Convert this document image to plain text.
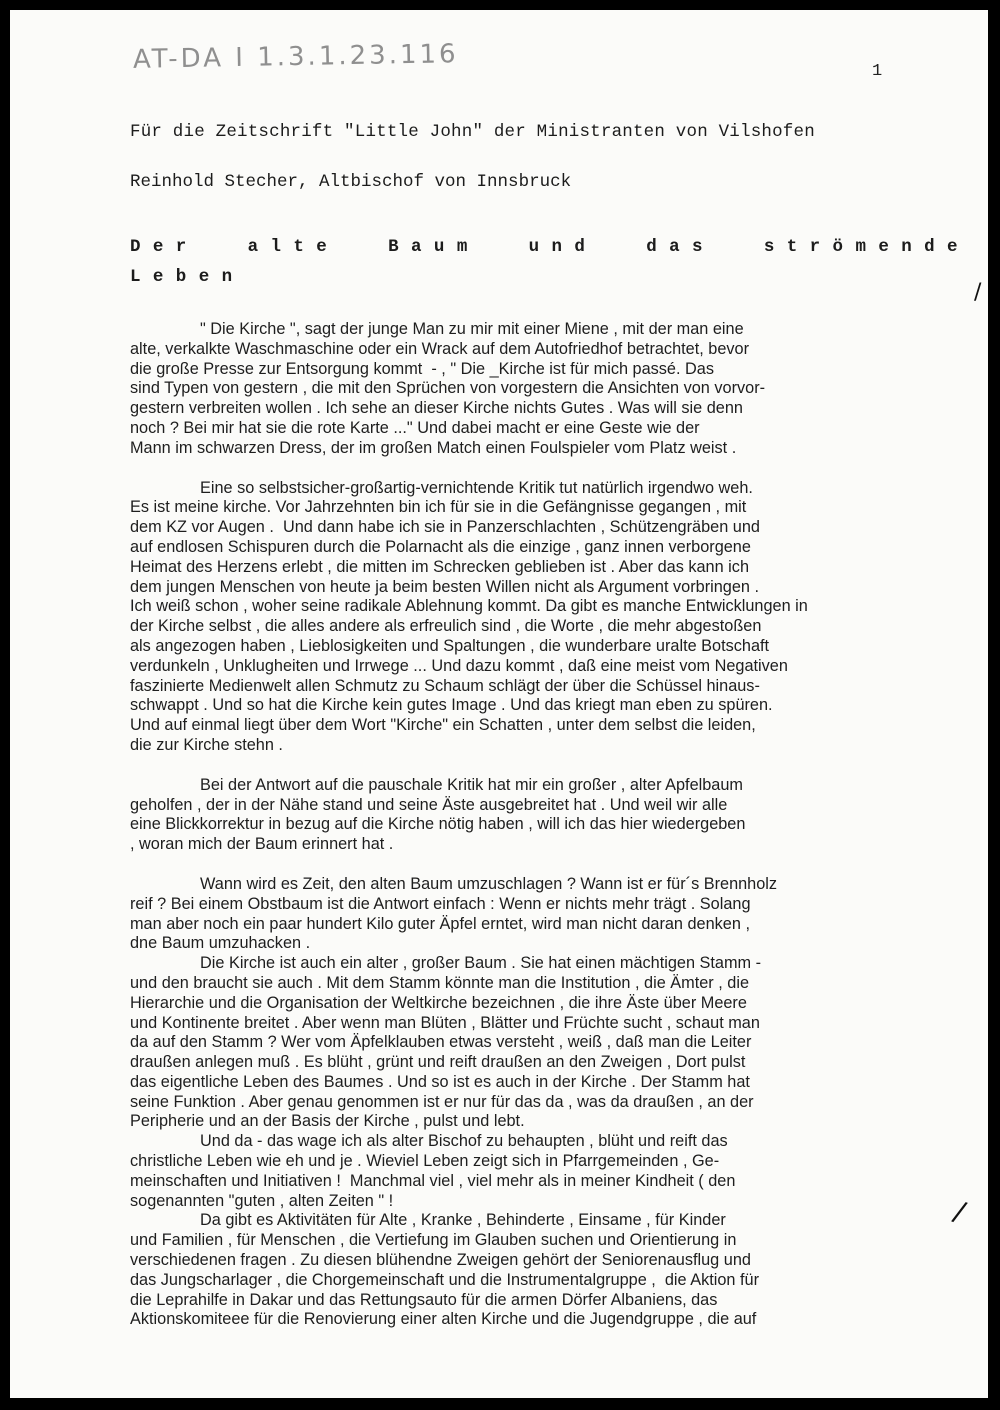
AT-DA I 1.3.1.23.116	1

Für die Zeitschrift "Little John" der Ministranten von Vilshofen

Reinhold Stecher, Altbischof von Innsbruck

Der alte Baum und das strömende
Leben
/

" Die Kirche ", sagt der junge Man zu mir mit einer Miene , mit der man eine
alte, verkalkte Waschmaschine oder ein Wrack auf dem Autofriedhof betrachtet, bevor
die große Presse zur Entsorgung kommt  - , " Die _Kirche ist für mich passé. Das
sind Typen von gestern , die mit den Sprüchen von vorgestern die Ansichten von vorvor-
gestern verbreiten wollen . Ich sehe an dieser Kirche nichts Gutes . Was will sie denn
noch ? Bei mir hat sie die rote Karte ..." Und dabei macht er eine Geste wie der
Mann im schwarzen Dress, der im großen Match einen Foulspieler vom Platz weist .

Eine so selbstsicher-großartig-vernichtende Kritik tut natürlich irgendwo weh.
Es ist meine kirche. Vor Jahrzehnten bin ich für sie in die Gefängnisse gegangen , mit
dem KZ vor Augen .  Und dann habe ich sie in Panzerschlachten , Schützengräben und
auf endlosen Schispuren durch die Polarnacht als die einzige , ganz innen verborgene
Heimat des Herzens erlebt , die mitten im Schrecken geblieben ist . Aber das kann ich
dem jungen Menschen von heute ja beim besten Willen nicht als Argument vorbringen .
Ich weiß schon , woher seine radikale Ablehnung kommt. Da gibt es manche Entwicklungen in
der Kirche selbst , die alles andere als erfreulich sind , die Worte , die mehr abgestoßen
als angezogen haben , Lieblosigkeiten und Spaltungen , die wunderbare uralte Botschaft
verdunkeln , Unklugheiten und Irrwege ... Und dazu kommt , daß eine meist vom Negativen
faszinierte Medienwelt allen Schmutz zu Schaum schlägt der über die Schüssel hinaus-
schwappt . Und so hat die Kirche kein gutes Image . Und das kriegt man eben zu spüren.
Und auf einmal liegt über dem Wort "Kirche" ein Schatten , unter dem selbst die leiden,
die zur Kirche stehn .

Bei der Antwort auf die pauschale Kritik hat mir ein großer , alter Apfelbaum
geholfen , der in der Nähe stand und seine Äste ausgebreitet hat . Und weil wir alle
eine Blickkorrektur in bezug auf die Kirche nötig haben , will ich das hier wiedergeben
, woran mich der Baum erinnert hat .

Wann wird es Zeit, den alten Baum umzuschlagen ? Wann ist er für´s Brennholz
reif ? Bei einem Obstbaum ist die Antwort einfach : Wenn er nichts mehr trägt . Solang
man aber noch ein paar hundert Kilo guter Äpfel erntet, wird man nicht daran denken ,
dne Baum umzuhacken .

Die Kirche ist auch ein alter , großer Baum . Sie hat einen mächtigen Stamm -
und den braucht sie auch . Mit dem Stamm könnte man die Institution , die Ämter , die
Hierarchie und die Organisation der Weltkirche bezeichnen , die ihre Äste über Meere
und Kontinente breitet . Aber wenn man Blüten , Blätter und Früchte sucht , schaut man
da auf den Stamm ? Wer vom Äpfelklauben etwas versteht , weiß , daß man die Leiter
draußen anlegen muß . Es blüht , grünt und reift draußen an den Zweigen , Dort pulst
das eigentliche Leben des Baumes . Und so ist es auch in der Kirche . Der Stamm hat
seine Funktion . Aber genau genommen ist er nur für das da , was da draußen , an der
Peripherie und an der Basis der Kirche , pulst und lebt.

Und da - das wage ich als alter Bischof zu behaupten , blüht und reift das
christliche Leben wie eh und je . Wieviel Leben zeigt sich in Pfarrgemeinden , Ge-
meinschaften und Initiativen !  Manchmal viel , viel mehr als in meiner Kindheit ( den
sogenannten "guten , alten Zeiten " !

Da gibt es Aktivitäten für Alte , Kranke , Behinderte , Einsame , für Kinder
und Familien , für Menschen , die Vertiefung im Glauben suchen und Orientierung in
verschiedenen fragen . Zu diesen blühendne Zweigen gehört der Seniorenausflug und
das Jungscharlager , die Chorgemeinschaft und die Instrumentalgruppe ,  die Aktion für
die Leprahilfe in Dakar und das Rettungsauto für die armen Dörfer Albaniens, das
Aktionskomiteee für die Renovierung einer alten Kirche und die Jugendgruppe , die auf

/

TASK >>
All lines from the listing above that include "Kritik" should be shown.

ANSWER SECTION >>
Eine so selbstsicher-großartig-vernichtende Kritik tut natürlich irgendwo weh.
Bei der Antwort auf die pauschale Kritik hat mir ein großer , alter Apfelbaum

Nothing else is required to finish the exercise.